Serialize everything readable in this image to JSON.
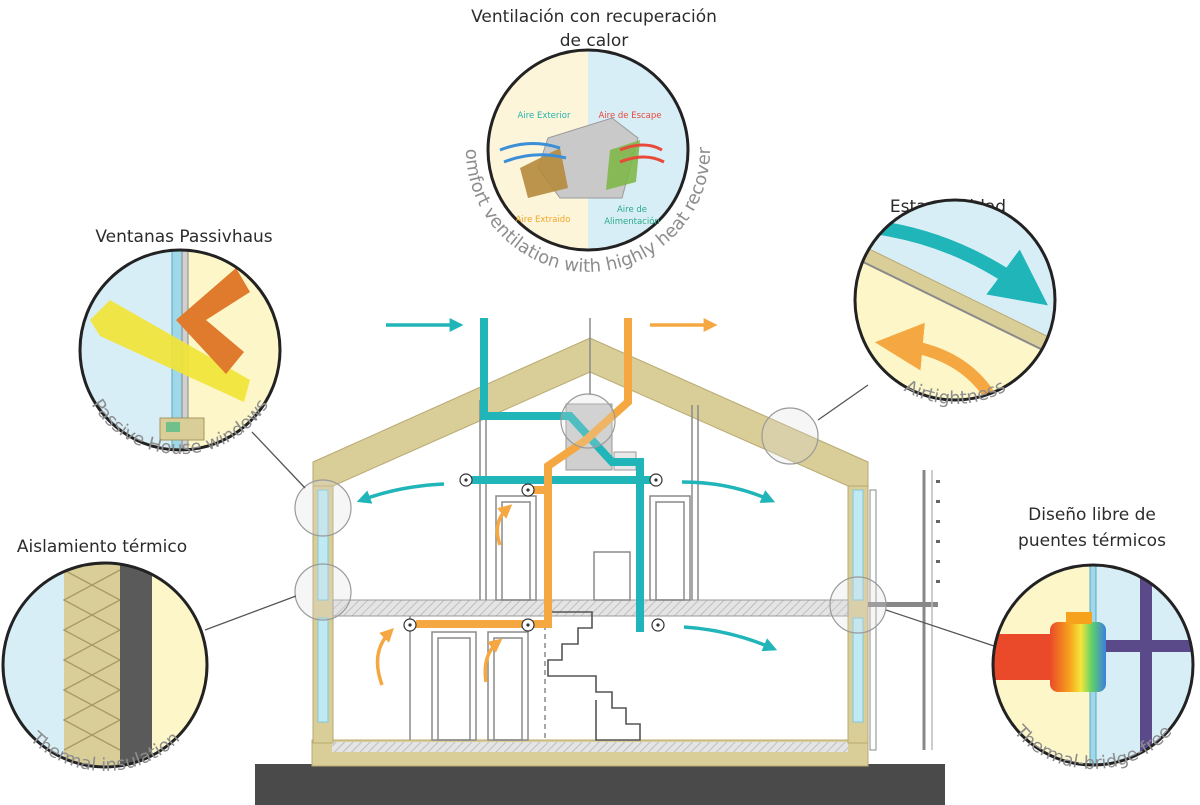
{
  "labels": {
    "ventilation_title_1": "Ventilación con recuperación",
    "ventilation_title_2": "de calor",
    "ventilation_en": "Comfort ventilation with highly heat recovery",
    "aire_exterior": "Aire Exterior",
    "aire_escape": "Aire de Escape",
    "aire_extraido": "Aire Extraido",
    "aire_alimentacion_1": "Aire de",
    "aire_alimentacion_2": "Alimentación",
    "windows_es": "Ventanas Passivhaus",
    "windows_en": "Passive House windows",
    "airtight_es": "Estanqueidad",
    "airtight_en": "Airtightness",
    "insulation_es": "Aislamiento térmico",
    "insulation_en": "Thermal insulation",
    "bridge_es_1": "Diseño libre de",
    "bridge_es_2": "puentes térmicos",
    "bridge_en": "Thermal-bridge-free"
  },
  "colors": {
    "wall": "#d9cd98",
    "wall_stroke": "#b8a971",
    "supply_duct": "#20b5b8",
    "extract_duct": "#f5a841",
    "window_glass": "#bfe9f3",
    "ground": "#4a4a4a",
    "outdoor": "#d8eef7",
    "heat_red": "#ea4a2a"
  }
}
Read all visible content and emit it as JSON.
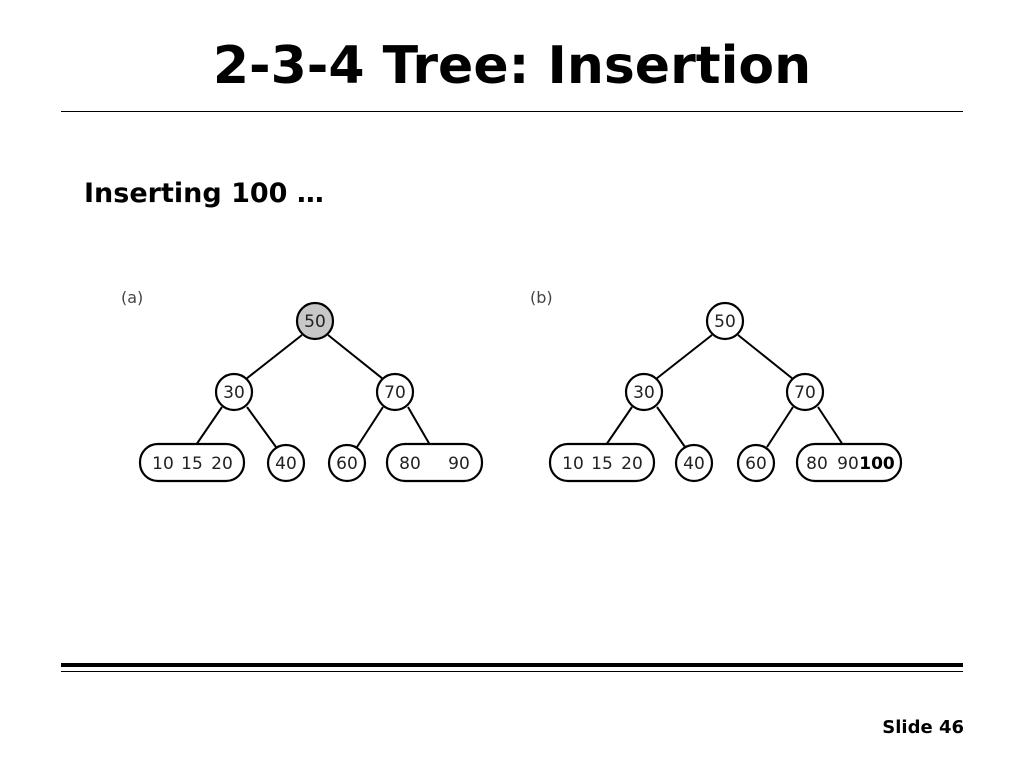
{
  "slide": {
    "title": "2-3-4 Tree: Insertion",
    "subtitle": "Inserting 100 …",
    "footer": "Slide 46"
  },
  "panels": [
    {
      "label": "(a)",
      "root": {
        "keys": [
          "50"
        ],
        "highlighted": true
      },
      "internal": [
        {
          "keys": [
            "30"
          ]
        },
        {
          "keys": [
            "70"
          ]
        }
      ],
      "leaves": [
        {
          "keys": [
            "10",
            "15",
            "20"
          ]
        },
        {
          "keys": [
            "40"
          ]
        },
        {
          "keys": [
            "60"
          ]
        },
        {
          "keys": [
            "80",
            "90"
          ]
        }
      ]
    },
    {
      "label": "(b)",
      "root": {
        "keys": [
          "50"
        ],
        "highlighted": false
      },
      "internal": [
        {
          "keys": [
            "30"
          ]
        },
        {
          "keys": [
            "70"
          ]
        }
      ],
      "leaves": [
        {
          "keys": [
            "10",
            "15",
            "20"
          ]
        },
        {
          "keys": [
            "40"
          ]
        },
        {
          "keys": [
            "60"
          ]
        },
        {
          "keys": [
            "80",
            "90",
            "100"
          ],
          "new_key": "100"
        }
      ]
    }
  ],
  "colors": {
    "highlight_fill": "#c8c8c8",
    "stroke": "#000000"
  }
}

■ INSTRUCTION ■
Write out the records above once more, word for word, with no pictures.

■ RESULT ■
Serialize everything readable in this image to JSON.
{
  "labels": {
    "ventilation_title_1": "Ventilación con recuperación",
    "ventilation_title_2": "de calor",
    "ventilation_en": "Comfort ventilation with highly heat recovery",
    "aire_exterior": "Aire Exterior",
    "aire_escape": "Aire de Escape",
    "aire_extraido": "Aire Extraido",
    "aire_alimentacion_1": "Aire de",
    "aire_alimentacion_2": "Alimentación",
    "windows_es": "Ventanas Passivhaus",
    "windows_en": "Passive House windows",
    "airtight_es": "Estanqueidad",
    "airtight_en": "Airtightness",
    "insulation_es": "Aislamiento térmico",
    "insulation_en": "Thermal insulation",
    "bridge_es_1": "Diseño libre de",
    "bridge_es_2": "puentes térmicos",
    "bridge_en": "Thermal-bridge-free"
  },
  "colors": {
    "wall": "#d9cd98",
    "wall_stroke": "#b8a971",
    "supply_duct": "#20b5b8",
    "extract_duct": "#f5a841",
    "window_glass": "#bfe9f3",
    "ground": "#4a4a4a",
    "outdoor": "#d8eef7",
    "heat_red": "#ea4a2a"
  }
}
Read all visible content and emit it as JSON.
{
  "slide": {
    "title": "2-3-4 Tree: Insertion",
    "subtitle": "Inserting 100 …",
    "footer": "Slide 46"
  },
  "panels": [
    {
      "label": "(a)",
      "root": {
        "keys": [
          "50"
        ],
        "highlighted": true
      },
      "internal": [
        {
          "keys": [
            "30"
          ]
        },
        {
          "keys": [
            "70"
          ]
        }
      ],
      "leaves": [
        {
          "keys": [
            "10",
            "15",
            "20"
          ]
        },
        {
          "keys": [
            "40"
          ]
        },
        {
          "keys": [
            "60"
          ]
        },
        {
          "keys": [
            "80",
            "90"
          ]
        }
      ]
    },
    {
      "label": "(b)",
      "root": {
        "keys": [
          "50"
        ],
        "highlighted": false
      },
      "internal": [
        {
          "keys": [
            "30"
          ]
        },
        {
          "keys": [
            "70"
          ]
        }
      ],
      "leaves": [
        {
          "keys": [
            "10",
            "15",
            "20"
          ]
        },
        {
          "keys": [
            "40"
          ]
        },
        {
          "keys": [
            "60"
          ]
        },
        {
          "keys": [
            "80",
            "90",
            "100"
          ],
          "new_key": "100"
        }
      ]
    }
  ],
  "colors": {
    "highlight_fill": "#c8c8c8",
    "stroke": "#000000"
  }
}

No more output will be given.